▶ Short task: Print the line that contains "Read this page and output its text content." and every line after it through the last line of the records below, exactly as written and nothing else.

● ● ● ● ●

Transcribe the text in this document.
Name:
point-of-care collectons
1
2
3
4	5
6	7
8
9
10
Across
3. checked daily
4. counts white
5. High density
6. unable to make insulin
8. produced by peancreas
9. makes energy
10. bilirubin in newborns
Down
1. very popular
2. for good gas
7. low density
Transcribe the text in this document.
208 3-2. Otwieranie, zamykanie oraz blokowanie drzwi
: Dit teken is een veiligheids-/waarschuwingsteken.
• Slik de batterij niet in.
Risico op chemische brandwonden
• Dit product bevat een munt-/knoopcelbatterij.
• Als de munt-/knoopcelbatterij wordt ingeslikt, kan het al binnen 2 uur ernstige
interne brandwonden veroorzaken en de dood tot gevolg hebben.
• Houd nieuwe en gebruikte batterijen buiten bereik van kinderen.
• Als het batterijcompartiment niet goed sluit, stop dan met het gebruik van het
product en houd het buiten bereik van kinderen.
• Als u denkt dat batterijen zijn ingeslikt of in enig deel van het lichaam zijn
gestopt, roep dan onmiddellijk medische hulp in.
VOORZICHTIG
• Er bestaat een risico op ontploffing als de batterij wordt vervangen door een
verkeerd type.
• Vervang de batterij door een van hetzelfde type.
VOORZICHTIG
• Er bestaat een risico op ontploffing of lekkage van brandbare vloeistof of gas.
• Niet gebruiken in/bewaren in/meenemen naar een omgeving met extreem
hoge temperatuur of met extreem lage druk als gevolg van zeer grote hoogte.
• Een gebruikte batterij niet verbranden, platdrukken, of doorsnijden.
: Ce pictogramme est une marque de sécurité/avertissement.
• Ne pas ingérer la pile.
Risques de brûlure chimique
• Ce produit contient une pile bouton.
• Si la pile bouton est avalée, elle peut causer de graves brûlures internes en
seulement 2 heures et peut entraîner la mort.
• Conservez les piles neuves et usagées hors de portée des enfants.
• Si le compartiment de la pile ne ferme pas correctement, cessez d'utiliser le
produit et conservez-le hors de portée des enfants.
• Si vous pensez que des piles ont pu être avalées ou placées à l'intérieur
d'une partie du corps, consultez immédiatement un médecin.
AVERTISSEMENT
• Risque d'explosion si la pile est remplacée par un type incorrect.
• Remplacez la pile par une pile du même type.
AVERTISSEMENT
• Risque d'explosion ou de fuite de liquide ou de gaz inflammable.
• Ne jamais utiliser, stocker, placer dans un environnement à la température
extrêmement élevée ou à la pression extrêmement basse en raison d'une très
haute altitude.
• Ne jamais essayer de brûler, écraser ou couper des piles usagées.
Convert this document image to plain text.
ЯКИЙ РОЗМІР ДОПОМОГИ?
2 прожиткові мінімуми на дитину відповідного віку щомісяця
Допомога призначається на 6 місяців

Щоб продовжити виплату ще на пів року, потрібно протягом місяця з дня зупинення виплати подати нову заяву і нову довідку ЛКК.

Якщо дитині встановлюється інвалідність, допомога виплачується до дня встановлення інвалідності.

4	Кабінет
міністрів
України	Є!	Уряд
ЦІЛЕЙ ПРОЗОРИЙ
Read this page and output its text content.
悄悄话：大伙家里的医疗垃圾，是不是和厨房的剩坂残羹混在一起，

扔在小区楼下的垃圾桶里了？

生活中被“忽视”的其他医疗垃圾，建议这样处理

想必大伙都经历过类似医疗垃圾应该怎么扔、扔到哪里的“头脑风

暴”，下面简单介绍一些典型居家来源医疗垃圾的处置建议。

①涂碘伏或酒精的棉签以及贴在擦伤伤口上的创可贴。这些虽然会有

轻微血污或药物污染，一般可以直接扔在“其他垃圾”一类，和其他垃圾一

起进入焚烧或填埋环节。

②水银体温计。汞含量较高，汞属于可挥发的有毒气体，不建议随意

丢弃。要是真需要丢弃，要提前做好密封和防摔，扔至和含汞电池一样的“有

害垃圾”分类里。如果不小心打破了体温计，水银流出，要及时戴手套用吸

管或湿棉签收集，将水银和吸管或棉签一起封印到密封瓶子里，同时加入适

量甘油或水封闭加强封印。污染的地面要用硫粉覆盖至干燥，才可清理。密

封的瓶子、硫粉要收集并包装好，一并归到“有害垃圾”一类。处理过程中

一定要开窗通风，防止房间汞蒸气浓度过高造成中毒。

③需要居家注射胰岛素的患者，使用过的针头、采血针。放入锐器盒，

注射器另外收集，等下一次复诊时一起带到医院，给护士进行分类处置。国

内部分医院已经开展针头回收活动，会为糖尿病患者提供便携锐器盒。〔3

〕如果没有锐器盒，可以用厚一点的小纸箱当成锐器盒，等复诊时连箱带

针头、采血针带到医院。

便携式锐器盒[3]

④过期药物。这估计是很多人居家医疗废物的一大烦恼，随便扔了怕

● ● ● ● ●

▶ Solution to the problem:
Read this page and output its text content.
悄悄话：大伙家里的医疗垃圾，是不是和厨房的剩坂残羹混在一起，

扔在小区楼下的垃圾桶里了？

生活中被“忽视”的其他医疗垃圾，建议这样处理

想必大伙都经历过类似医疗垃圾应该怎么扔、扔到哪里的“头脑风

暴”，下面简单介绍一些典型居家来源医疗垃圾的处置建议。

①涂碘伏或酒精的棉签以及贴在擦伤伤口上的创可贴。这些虽然会有

轻微血污或药物污染，一般可以直接扔在“其他垃圾”一类，和其他垃圾一

起进入焚烧或填埋环节。

②水银体温计。汞含量较高，汞属于可挥发的有毒气体，不建议随意

丢弃。要是真需要丢弃，要提前做好密封和防摔，扔至和含汞电池一样的“有

害垃圾”分类里。如果不小心打破了体温计，水银流出，要及时戴手套用吸

管或湿棉签收集，将水银和吸管或棉签一起封印到密封瓶子里，同时加入适

量甘油或水封闭加强封印。污染的地面要用硫粉覆盖至干燥，才可清理。密

封的瓶子、硫粉要收集并包装好，一并归到“有害垃圾”一类。处理过程中

一定要开窗通风，防止房间汞蒸气浓度过高造成中毒。

③需要居家注射胰岛素的患者，使用过的针头、采血针。放入锐器盒，

注射器另外收集，等下一次复诊时一起带到医院，给护士进行分类处置。国

内部分医院已经开展针头回收活动，会为糖尿病患者提供便携锐器盒。〔3

〕如果没有锐器盒，可以用厚一点的小纸箱当成锐器盒，等复诊时连箱带

针头、采血针带到医院。

便携式锐器盒[3]

④过期药物。这估计是很多人居家医疗废物的一大烦恼，随便扔了怕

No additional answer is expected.